start Dataset
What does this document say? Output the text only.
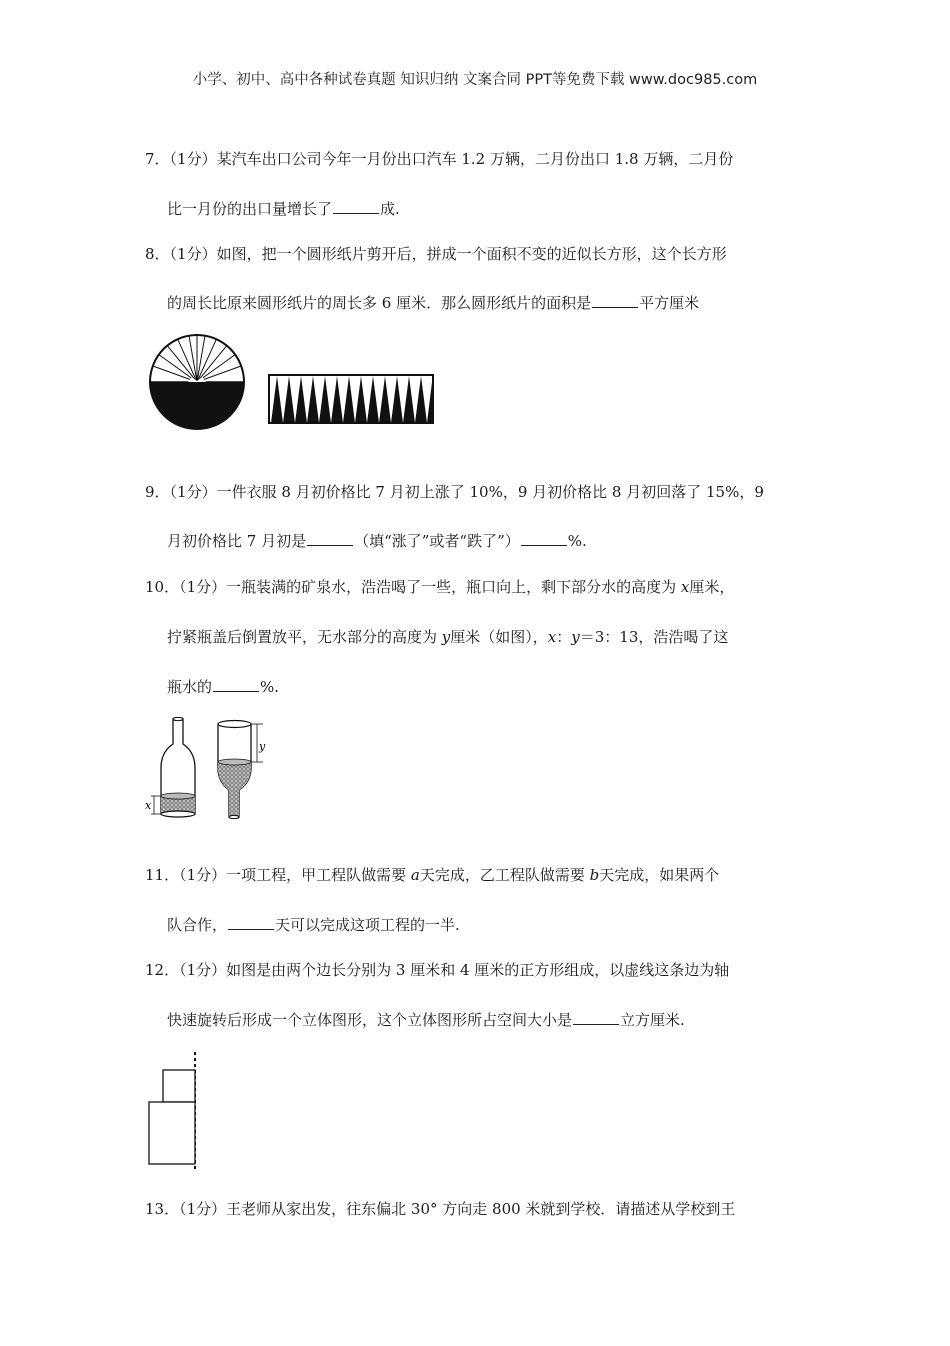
小学、初中、高中各种试卷真题 知识归纳 文案合同 PPT等免费下载 www.doc985.com
7．（1分）某汽车出口公司今年一月份出口汽车 1.2 万辆，二月份出口 1.8 万辆，二月份
比一月份的出口量增长了	成.
8．（1分）如图，把一个圆形纸片剪开后，拼成一个面积不变的近似长方形，这个长方形
的周长比原来圆形纸片的周长多 6 厘米．那么圆形纸片的面积是	平方厘米
9．（1分）一件衣服 8 月初价格比 7 月初上涨了 10%，9 月初价格比 8 月初回落了 15%，9
月初价格比 7 月初是	（填“涨了”或者“跌了”）	%.
10．（1分）一瓶装满的矿泉水，浩浩喝了一些，瓶口向上，剩下部分水的高度为 x厘米，
拧紧瓶盖后倒置放平，无水部分的高度为 y厘米（如图），x：y＝3：13，浩浩喝了这
瓶水的	%.
x
y
11．（1分）一项工程，甲工程队做需要 a天完成，乙工程队做需要 b天完成，如果两个
队合作，	天可以完成这项工程的一半.
12．（1分）如图是由两个边长分别为 3 厘米和 4 厘米的正方形组成，以虚线这条边为轴
快速旋转后形成一个立体图形，这个立体图形所占空间大小是	立方厘米.
13．（1分）王老师从家出发，往东偏北 30° 方向走 800 米就到学校．请描述从学校到王
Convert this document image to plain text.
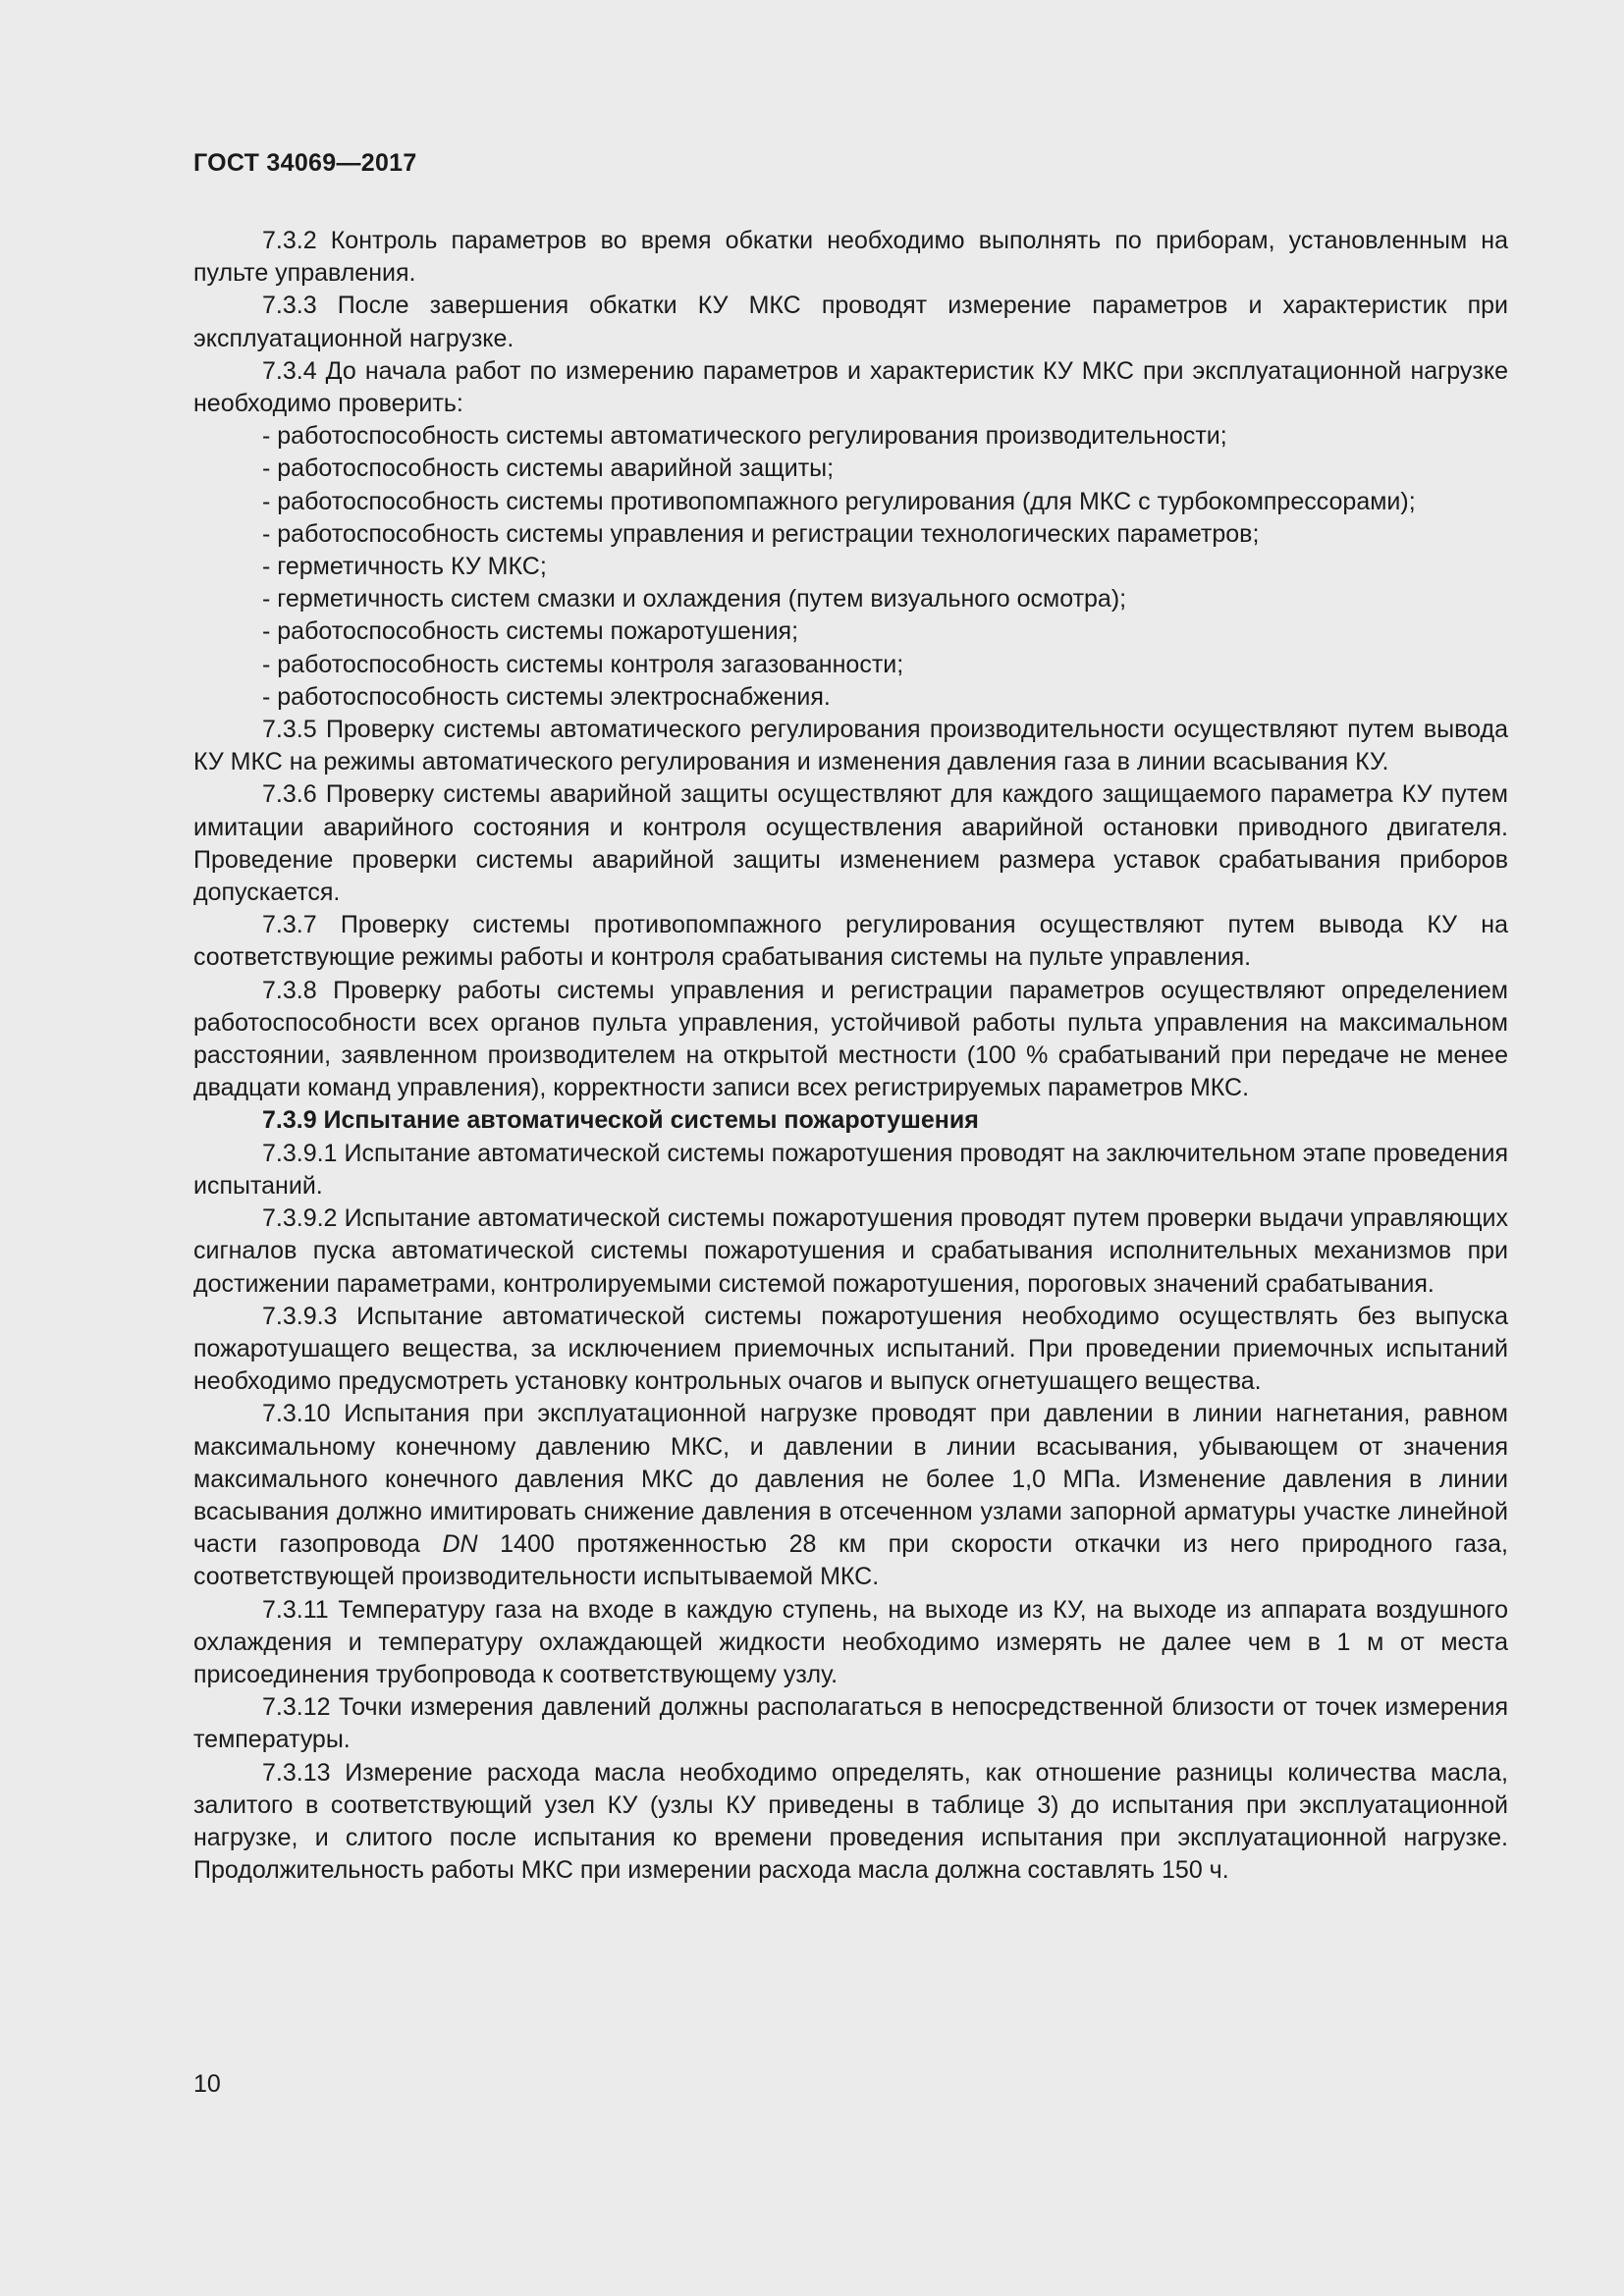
ГОСТ 34069—2017

7.3.2 Контроль параметров во время обкатки необходимо выполнять по приборам, установленным на пульте управления.

7.3.3 После завершения обкатки КУ МКС проводят измерение параметров и характеристик при эксплуатационной нагрузке.

7.3.4 До начала работ по измерению параметров и характеристик КУ МКС при эксплуатационной нагрузке необходимо проверить:

- работоспособность системы автоматического регулирования производительности;
- работоспособность системы аварийной защиты;
- работоспособность системы противопомпажного регулирования (для МКС с турбокомпрессорами);
- работоспособность системы управления и регистрации технологических параметров;
- герметичность КУ МКС;
- герметичность систем смазки и охлаждения (путем визуального осмотра);
- работоспособность системы пожаротушения;
- работоспособность системы контроля загазованности;
- работоспособность системы электроснабжения.

7.3.5 Проверку системы автоматического регулирования производительности осуществляют путем вывода КУ МКС на режимы автоматического регулирования и изменения давления газа в линии всасывания КУ.

7.3.6 Проверку системы аварийной защиты осуществляют для каждого защищаемого параметра КУ путем имитации аварийного состояния и контроля осуществления аварийной остановки приводного двигателя. Проведение проверки системы аварийной защиты изменением размера уставок срабатывания приборов допускается.

7.3.7 Проверку системы противопомпажного регулирования осуществляют путем вывода КУ на соответствующие режимы работы и контроля срабатывания системы на пульте управления.

7.3.8 Проверку работы системы управления и регистрации параметров осуществляют определением работоспособности всех органов пульта управления, устойчивой работы пульта управления на максимальном расстоянии, заявленном производителем на открытой местности (100 % срабатываний при передаче не менее двадцати команд управления), корректности записи всех регистрируемых параметров МКС.

7.3.9 Испытание автоматической системы пожаротушения

7.3.9.1 Испытание автоматической системы пожаротушения проводят на заключительном этапе проведения испытаний.

7.3.9.2 Испытание автоматической системы пожаротушения проводят путем проверки выдачи управляющих сигналов пуска автоматической системы пожаротушения и срабатывания исполнительных механизмов при достижении параметрами, контролируемыми системой пожаротушения, пороговых значений срабатывания.

7.3.9.3 Испытание автоматической системы пожаротушения необходимо осуществлять без выпуска пожаротушащего вещества, за исключением приемочных испытаний. При проведении приемочных испытаний необходимо предусмотреть установку контрольных очагов и выпуск огнетушащего вещества.

7.3.10 Испытания при эксплуатационной нагрузке проводят при давлении в линии нагнетания, равном максимальному конечному давлению МКС, и давлении в линии всасывания, убывающем от значения максимального конечного давления МКС до давления не более 1,0 МПа. Изменение давления в линии всасывания должно имитировать снижение давления в отсеченном узлами запорной арматуры участке линейной части газопровода DN 1400 протяженностью 28 км при скорости откачки из него природного газа, соответствующей производительности испытываемой МКС.

7.3.11 Температуру газа на входе в каждую ступень, на выходе из КУ, на выходе из аппарата воздушного охлаждения и температуру охлаждающей жидкости необходимо измерять не далее чем в 1 м от места присоединения трубопровода к соответствующему узлу.

7.3.12 Точки измерения давлений должны располагаться в непосредственной близости от точек измерения температуры.

7.3.13 Измерение расхода масла необходимо определять, как отношение разницы количества масла, залитого в соответствующий узел КУ (узлы КУ приведены в таблице 3) до испытания при эксплуатационной нагрузке, и слитого после испытания ко времени проведения испытания при эксплуатационной нагрузке. Продолжительность работы МКС при измерении расхода масла должна составлять 150 ч.

10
end Dataset
- Description of the task -
Give back each entry exactly as it appears, with no pictures.

- Exercise result -
What does this document say? Output the text only.
小学、初中、高中各种试卷真题 知识归纳 文案合同 PPT等免费下载 www.doc985.com
7．（1分）某汽车出口公司今年一月份出口汽车 1.2 万辆，二月份出口 1.8 万辆，二月份
比一月份的出口量增长了	成.
8．（1分）如图，把一个圆形纸片剪开后，拼成一个面积不变的近似长方形，这个长方形
的周长比原来圆形纸片的周长多 6 厘米．那么圆形纸片的面积是	平方厘米
9．（1分）一件衣服 8 月初价格比 7 月初上涨了 10%，9 月初价格比 8 月初回落了 15%，9
月初价格比 7 月初是	（填“涨了”或者“跌了”）	%.
10．（1分）一瓶装满的矿泉水，浩浩喝了一些，瓶口向上，剩下部分水的高度为 x厘米，
拧紧瓶盖后倒置放平，无水部分的高度为 y厘米（如图），x：y＝3：13，浩浩喝了这
瓶水的	%.
x
y
11．（1分）一项工程，甲工程队做需要 a天完成，乙工程队做需要 b天完成，如果两个
队合作，	天可以完成这项工程的一半.
12．（1分）如图是由两个边长分别为 3 厘米和 4 厘米的正方形组成，以虚线这条边为轴
快速旋转后形成一个立体图形，这个立体图形所占空间大小是	立方厘米.
13．（1分）王老师从家出发，往东偏北 30° 方向走 800 米就到学校．请描述从学校到王
Convert this document image to plain text.
ГОСТ 34069—2017

7.3.2 Контроль параметров во время обкатки необходимо выполнять по приборам, установленным на пульте управления.

7.3.3 После завершения обкатки КУ МКС проводят измерение параметров и характеристик при эксплуатационной нагрузке.

7.3.4 До начала работ по измерению параметров и характеристик КУ МКС при эксплуатационной нагрузке необходимо проверить:

- работоспособность системы автоматического регулирования производительности;
- работоспособность системы аварийной защиты;
- работоспособность системы противопомпажного регулирования (для МКС с турбокомпрессорами);
- работоспособность системы управления и регистрации технологических параметров;
- герметичность КУ МКС;
- герметичность систем смазки и охлаждения (путем визуального осмотра);
- работоспособность системы пожаротушения;
- работоспособность системы контроля загазованности;
- работоспособность системы электроснабжения.

7.3.5 Проверку системы автоматического регулирования производительности осуществляют путем вывода КУ МКС на режимы автоматического регулирования и изменения давления газа в линии всасывания КУ.

7.3.6 Проверку системы аварийной защиты осуществляют для каждого защищаемого параметра КУ путем имитации аварийного состояния и контроля осуществления аварийной остановки приводного двигателя. Проведение проверки системы аварийной защиты изменением размера уставок срабатывания приборов допускается.

7.3.7 Проверку системы противопомпажного регулирования осуществляют путем вывода КУ на соответствующие режимы работы и контроля срабатывания системы на пульте управления.

7.3.8 Проверку работы системы управления и регистрации параметров осуществляют определением работоспособности всех органов пульта управления, устойчивой работы пульта управления на максимальном расстоянии, заявленном производителем на открытой местности (100 % срабатываний при передаче не менее двадцати команд управления), корректности записи всех регистрируемых параметров МКС.

7.3.9 Испытание автоматической системы пожаротушения

7.3.9.1 Испытание автоматической системы пожаротушения проводят на заключительном этапе проведения испытаний.

7.3.9.2 Испытание автоматической системы пожаротушения проводят путем проверки выдачи управляющих сигналов пуска автоматической системы пожаротушения и срабатывания исполнительных механизмов при достижении параметрами, контролируемыми системой пожаротушения, пороговых значений срабатывания.

7.3.9.3 Испытание автоматической системы пожаротушения необходимо осуществлять без выпуска пожаротушащего вещества, за исключением приемочных испытаний. При проведении приемочных испытаний необходимо предусмотреть установку контрольных очагов и выпуск огнетушащего вещества.

7.3.10 Испытания при эксплуатационной нагрузке проводят при давлении в линии нагнетания, равном максимальному конечному давлению МКС, и давлении в линии всасывания, убывающем от значения максимального конечного давления МКС до давления не более 1,0 МПа. Изменение давления в линии всасывания должно имитировать снижение давления в отсеченном узлами запорной арматуры участке линейной части газопровода DN 1400 протяженностью 28 км при скорости откачки из него природного газа, соответствующей производительности испытываемой МКС.

7.3.11 Температуру газа на входе в каждую ступень, на выходе из КУ, на выходе из аппарата воздушного охлаждения и температуру охлаждающей жидкости необходимо измерять не далее чем в 1 м от места присоединения трубопровода к соответствующему узлу.

7.3.12 Точки измерения давлений должны располагаться в непосредственной близости от точек измерения температуры.

7.3.13 Измерение расхода масла необходимо определять, как отношение разницы количества масла, залитого в соответствующий узел КУ (узлы КУ приведены в таблице 3) до испытания при эксплуатационной нагрузке, и слитого после испытания ко времени проведения испытания при эксплуатационной нагрузке. Продолжительность работы МКС при измерении расхода масла должна составлять 150 ч.

10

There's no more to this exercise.